* [The exercise]
Start at the line containing "Extract the structured" and transcribe every line exactly through the end of the records below, and only those lines.

--- start Given information ---

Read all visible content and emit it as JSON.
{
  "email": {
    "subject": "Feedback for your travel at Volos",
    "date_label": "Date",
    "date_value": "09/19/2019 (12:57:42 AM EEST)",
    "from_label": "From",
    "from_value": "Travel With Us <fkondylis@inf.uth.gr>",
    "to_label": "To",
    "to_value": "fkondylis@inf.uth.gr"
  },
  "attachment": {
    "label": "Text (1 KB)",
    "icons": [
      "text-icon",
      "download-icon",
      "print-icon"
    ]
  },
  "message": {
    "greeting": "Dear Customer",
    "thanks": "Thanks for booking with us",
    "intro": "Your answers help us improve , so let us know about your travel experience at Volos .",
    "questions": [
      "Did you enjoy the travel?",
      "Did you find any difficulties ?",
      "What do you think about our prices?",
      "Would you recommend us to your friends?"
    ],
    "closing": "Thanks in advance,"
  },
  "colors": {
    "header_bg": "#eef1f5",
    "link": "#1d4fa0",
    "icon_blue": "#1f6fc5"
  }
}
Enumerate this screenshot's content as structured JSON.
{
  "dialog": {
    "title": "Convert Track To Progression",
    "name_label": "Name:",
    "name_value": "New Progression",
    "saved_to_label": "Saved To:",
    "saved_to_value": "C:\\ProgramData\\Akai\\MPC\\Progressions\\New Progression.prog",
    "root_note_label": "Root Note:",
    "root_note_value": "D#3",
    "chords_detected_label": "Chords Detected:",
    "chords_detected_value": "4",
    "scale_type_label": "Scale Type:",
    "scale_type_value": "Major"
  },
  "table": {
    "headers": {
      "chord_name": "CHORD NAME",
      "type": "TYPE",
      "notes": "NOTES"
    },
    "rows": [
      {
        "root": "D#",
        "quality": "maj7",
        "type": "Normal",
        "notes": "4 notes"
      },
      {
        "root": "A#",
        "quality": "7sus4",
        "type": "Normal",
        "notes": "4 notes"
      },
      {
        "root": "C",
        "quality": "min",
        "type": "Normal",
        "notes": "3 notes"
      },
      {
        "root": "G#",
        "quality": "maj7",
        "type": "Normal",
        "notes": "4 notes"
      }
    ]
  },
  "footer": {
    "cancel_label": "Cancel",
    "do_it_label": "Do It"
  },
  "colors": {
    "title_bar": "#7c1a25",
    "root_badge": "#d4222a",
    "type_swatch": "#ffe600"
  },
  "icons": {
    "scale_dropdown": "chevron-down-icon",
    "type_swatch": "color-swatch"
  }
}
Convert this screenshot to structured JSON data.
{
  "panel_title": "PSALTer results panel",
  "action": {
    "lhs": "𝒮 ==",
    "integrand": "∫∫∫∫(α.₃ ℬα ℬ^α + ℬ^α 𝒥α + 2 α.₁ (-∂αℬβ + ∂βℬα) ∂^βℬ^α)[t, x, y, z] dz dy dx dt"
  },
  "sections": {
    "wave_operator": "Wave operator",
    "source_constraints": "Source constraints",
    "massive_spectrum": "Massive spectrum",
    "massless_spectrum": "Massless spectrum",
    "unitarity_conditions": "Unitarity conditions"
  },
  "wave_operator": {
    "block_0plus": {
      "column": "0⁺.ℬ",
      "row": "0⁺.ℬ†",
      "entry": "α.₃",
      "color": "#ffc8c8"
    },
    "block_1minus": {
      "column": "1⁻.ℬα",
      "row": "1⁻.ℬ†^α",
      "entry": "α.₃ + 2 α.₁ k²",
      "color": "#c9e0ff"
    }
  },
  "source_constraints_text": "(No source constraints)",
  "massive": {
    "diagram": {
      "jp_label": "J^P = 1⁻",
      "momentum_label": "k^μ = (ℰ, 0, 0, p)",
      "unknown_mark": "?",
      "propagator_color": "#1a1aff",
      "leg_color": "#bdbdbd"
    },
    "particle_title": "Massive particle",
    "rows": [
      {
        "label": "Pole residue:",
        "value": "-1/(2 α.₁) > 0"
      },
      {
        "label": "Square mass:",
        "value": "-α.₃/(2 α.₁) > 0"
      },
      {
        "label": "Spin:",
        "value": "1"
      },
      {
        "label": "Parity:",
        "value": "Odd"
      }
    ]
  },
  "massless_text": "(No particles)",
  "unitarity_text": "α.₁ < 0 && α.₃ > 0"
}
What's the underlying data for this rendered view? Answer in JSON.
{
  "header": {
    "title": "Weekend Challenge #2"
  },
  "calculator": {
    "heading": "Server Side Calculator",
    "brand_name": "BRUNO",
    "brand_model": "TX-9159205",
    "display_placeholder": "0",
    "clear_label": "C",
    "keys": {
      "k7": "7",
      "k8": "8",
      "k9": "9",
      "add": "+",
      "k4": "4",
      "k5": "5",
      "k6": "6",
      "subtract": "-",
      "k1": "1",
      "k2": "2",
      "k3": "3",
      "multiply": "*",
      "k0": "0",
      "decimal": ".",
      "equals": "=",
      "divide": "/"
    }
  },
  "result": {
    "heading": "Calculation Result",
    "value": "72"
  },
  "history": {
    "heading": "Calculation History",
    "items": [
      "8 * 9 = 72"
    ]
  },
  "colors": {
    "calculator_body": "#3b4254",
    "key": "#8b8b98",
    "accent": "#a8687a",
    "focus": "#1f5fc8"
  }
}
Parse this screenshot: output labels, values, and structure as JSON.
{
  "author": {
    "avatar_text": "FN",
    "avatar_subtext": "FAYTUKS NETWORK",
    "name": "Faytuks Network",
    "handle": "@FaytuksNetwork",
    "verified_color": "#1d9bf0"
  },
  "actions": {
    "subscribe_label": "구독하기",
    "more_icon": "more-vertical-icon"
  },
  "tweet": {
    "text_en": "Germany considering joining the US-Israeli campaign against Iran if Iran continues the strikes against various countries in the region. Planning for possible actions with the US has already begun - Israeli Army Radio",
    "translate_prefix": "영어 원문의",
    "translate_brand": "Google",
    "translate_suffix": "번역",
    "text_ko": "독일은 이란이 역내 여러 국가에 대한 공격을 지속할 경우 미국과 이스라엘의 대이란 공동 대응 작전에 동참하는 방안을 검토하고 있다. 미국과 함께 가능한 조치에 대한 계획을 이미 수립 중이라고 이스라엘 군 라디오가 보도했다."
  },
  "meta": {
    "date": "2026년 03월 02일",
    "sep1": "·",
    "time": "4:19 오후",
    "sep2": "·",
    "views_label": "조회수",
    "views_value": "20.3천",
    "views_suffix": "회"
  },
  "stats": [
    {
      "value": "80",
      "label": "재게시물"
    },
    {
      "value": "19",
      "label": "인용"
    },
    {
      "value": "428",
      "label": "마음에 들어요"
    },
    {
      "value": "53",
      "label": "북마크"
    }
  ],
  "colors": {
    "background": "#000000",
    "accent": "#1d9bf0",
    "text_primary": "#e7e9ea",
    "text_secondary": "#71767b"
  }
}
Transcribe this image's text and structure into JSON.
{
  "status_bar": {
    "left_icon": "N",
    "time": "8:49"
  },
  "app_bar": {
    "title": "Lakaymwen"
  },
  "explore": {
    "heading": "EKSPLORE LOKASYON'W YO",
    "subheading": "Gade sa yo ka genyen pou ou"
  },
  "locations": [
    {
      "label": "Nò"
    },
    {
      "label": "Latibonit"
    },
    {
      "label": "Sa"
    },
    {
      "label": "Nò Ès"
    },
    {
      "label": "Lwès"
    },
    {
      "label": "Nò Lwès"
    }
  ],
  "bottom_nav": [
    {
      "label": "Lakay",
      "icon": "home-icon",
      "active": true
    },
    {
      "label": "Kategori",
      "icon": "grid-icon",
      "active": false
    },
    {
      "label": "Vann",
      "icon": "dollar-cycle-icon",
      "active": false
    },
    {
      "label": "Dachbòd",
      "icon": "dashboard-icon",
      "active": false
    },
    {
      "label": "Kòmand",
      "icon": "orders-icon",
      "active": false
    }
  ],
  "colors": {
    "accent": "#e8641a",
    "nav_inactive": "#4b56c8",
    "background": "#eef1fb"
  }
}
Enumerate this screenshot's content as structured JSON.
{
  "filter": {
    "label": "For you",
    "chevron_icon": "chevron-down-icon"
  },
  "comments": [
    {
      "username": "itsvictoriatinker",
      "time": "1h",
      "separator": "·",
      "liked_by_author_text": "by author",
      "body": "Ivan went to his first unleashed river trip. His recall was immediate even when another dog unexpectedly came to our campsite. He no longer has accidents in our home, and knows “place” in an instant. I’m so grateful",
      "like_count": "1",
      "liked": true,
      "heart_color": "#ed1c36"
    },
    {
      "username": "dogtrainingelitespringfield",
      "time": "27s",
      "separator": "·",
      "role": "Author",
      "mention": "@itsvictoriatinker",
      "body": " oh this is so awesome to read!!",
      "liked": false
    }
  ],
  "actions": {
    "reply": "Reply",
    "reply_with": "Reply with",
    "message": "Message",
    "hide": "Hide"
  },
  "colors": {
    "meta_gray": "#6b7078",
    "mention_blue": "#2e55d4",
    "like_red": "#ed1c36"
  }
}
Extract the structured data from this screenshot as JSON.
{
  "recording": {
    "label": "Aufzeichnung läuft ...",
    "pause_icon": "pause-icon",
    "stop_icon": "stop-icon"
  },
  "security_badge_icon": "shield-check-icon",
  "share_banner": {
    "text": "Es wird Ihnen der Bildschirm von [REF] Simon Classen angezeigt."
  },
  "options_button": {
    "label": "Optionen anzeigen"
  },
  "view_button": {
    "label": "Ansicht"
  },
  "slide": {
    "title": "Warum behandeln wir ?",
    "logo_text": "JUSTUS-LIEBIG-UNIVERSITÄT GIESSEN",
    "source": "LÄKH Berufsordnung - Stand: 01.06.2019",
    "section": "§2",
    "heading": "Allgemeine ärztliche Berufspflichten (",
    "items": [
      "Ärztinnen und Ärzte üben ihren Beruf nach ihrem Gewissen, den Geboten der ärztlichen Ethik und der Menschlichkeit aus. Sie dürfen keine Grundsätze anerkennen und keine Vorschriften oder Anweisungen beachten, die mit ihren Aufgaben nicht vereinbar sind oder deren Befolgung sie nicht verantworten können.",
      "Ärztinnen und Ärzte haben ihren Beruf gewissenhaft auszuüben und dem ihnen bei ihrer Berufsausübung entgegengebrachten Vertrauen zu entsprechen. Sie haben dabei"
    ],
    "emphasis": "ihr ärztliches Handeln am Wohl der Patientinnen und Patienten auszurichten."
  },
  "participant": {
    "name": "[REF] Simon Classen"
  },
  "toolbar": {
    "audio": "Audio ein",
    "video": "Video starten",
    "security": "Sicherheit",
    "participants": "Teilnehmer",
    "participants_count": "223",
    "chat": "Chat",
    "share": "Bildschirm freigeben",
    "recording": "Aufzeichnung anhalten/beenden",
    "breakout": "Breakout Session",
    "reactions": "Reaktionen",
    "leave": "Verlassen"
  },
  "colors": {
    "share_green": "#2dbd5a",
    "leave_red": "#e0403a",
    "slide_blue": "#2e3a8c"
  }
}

--- end Given information ---

* [Solution]
Extract the structured data from this screenshot as JSON.
{
  "recording": {
    "label": "Aufzeichnung läuft ...",
    "pause_icon": "pause-icon",
    "stop_icon": "stop-icon"
  },
  "security_badge_icon": "shield-check-icon",
  "share_banner": {
    "text": "Es wird Ihnen der Bildschirm von [REF] Simon Classen angezeigt."
  },
  "options_button": {
    "label": "Optionen anzeigen"
  },
  "view_button": {
    "label": "Ansicht"
  },
  "slide": {
    "title": "Warum behandeln wir ?",
    "logo_text": "JUSTUS-LIEBIG-UNIVERSITÄT GIESSEN",
    "source": "LÄKH Berufsordnung - Stand: 01.06.2019",
    "section": "§2",
    "heading": "Allgemeine ärztliche Berufspflichten (",
    "items": [
      "Ärztinnen und Ärzte üben ihren Beruf nach ihrem Gewissen, den Geboten der ärztlichen Ethik und der Menschlichkeit aus. Sie dürfen keine Grundsätze anerkennen und keine Vorschriften oder Anweisungen beachten, die mit ihren Aufgaben nicht vereinbar sind oder deren Befolgung sie nicht verantworten können.",
      "Ärztinnen und Ärzte haben ihren Beruf gewissenhaft auszuüben und dem ihnen bei ihrer Berufsausübung entgegengebrachten Vertrauen zu entsprechen. Sie haben dabei"
    ],
    "emphasis": "ihr ärztliches Handeln am Wohl der Patientinnen und Patienten auszurichten."
  },
  "participant": {
    "name": "[REF] Simon Classen"
  },
  "toolbar": {
    "audio": "Audio ein",
    "video": "Video starten",
    "security": "Sicherheit",
    "participants": "Teilnehmer",
    "participants_count": "223",
    "chat": "Chat",
    "share": "Bildschirm freigeben",
    "recording": "Aufzeichnung anhalten/beenden",
    "breakout": "Breakout Session",
    "reactions": "Reaktionen",
    "leave": "Verlassen"
  },
  "colors": {
    "share_green": "#2dbd5a",
    "leave_red": "#e0403a",
    "slide_blue": "#2e3a8c"
  }
}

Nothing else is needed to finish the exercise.